◆ CHALLENGE ◆
The answer is one number: how many lines hold the string "filters".

◆ GIVEN RECORDS ◆
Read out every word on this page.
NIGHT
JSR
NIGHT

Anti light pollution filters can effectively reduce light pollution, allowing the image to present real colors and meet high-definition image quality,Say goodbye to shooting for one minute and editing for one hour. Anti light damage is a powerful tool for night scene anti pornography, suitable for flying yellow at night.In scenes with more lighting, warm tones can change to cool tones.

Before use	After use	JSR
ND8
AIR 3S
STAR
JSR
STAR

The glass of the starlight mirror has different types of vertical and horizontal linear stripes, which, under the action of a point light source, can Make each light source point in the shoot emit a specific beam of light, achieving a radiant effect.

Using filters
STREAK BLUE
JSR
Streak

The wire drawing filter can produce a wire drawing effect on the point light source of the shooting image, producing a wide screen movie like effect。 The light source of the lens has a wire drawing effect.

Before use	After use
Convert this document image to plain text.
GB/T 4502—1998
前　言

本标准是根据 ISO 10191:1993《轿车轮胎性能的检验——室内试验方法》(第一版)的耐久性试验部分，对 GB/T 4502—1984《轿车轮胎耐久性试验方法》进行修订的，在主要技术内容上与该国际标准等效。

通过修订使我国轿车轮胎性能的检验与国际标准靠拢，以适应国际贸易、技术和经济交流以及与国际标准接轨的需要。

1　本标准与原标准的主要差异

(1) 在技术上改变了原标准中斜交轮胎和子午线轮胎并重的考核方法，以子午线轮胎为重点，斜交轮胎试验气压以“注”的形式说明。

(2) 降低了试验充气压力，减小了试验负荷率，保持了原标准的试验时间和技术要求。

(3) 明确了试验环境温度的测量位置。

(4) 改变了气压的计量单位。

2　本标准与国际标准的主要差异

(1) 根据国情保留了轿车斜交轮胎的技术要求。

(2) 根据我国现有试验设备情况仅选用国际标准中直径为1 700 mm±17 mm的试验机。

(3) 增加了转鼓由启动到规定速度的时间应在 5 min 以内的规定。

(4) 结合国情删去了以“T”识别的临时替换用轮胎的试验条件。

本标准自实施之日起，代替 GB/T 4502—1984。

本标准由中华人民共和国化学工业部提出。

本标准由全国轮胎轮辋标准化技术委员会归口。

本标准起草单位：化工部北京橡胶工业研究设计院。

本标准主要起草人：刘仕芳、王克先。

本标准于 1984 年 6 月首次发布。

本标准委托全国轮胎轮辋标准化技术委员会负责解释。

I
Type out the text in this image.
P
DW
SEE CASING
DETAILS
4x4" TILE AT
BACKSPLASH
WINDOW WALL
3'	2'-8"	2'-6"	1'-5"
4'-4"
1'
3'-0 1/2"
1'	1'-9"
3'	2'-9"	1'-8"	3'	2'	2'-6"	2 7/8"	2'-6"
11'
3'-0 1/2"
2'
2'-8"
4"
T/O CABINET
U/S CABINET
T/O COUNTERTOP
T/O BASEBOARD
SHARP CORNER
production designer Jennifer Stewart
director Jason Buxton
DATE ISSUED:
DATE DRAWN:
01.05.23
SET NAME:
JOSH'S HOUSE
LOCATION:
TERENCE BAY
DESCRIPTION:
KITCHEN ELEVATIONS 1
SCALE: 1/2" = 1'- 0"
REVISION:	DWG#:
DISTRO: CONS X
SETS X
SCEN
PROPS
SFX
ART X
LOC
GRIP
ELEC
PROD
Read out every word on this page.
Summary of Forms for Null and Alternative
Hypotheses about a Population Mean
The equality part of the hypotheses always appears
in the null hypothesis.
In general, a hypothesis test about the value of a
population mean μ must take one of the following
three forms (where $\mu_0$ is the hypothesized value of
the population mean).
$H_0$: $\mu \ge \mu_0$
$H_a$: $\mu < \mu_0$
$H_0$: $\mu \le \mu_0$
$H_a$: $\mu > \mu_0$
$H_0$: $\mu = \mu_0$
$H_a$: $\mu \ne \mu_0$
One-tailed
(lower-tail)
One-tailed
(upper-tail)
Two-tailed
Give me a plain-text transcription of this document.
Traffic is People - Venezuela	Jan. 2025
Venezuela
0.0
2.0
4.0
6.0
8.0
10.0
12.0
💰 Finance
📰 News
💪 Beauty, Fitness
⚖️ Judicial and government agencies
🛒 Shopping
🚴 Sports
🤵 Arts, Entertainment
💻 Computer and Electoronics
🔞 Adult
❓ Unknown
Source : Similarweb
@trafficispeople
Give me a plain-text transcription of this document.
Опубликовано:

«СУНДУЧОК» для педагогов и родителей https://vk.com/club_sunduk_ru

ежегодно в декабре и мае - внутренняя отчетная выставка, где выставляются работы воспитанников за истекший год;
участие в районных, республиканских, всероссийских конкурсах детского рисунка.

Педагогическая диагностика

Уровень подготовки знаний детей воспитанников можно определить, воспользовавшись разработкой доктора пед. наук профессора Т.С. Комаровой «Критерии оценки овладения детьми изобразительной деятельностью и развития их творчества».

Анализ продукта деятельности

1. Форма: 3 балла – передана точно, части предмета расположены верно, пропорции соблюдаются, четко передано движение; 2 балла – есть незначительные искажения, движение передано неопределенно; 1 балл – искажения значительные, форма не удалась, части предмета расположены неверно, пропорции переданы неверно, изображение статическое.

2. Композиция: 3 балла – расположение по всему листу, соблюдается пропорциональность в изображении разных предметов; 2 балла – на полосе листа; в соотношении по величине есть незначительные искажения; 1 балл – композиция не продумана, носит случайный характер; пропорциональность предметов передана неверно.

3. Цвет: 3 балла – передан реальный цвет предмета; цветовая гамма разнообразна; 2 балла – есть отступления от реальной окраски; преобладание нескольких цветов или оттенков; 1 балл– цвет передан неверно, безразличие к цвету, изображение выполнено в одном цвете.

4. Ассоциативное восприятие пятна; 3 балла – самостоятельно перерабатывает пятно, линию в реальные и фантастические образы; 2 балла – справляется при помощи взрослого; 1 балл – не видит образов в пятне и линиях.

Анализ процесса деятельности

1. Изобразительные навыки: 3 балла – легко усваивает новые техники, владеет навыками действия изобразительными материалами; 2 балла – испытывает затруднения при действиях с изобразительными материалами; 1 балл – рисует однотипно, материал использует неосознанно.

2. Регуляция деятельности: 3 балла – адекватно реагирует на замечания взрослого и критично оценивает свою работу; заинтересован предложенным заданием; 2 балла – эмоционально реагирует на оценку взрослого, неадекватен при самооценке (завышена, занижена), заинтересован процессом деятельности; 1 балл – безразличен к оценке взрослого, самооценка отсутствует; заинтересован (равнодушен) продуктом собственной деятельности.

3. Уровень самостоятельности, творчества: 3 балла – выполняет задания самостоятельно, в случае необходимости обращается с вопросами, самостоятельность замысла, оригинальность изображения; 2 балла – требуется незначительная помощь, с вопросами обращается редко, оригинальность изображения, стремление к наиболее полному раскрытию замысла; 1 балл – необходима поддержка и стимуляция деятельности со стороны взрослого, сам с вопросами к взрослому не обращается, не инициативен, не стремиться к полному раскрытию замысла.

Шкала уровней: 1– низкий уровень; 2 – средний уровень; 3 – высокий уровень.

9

◆ OUTPUT BELOW ◆
2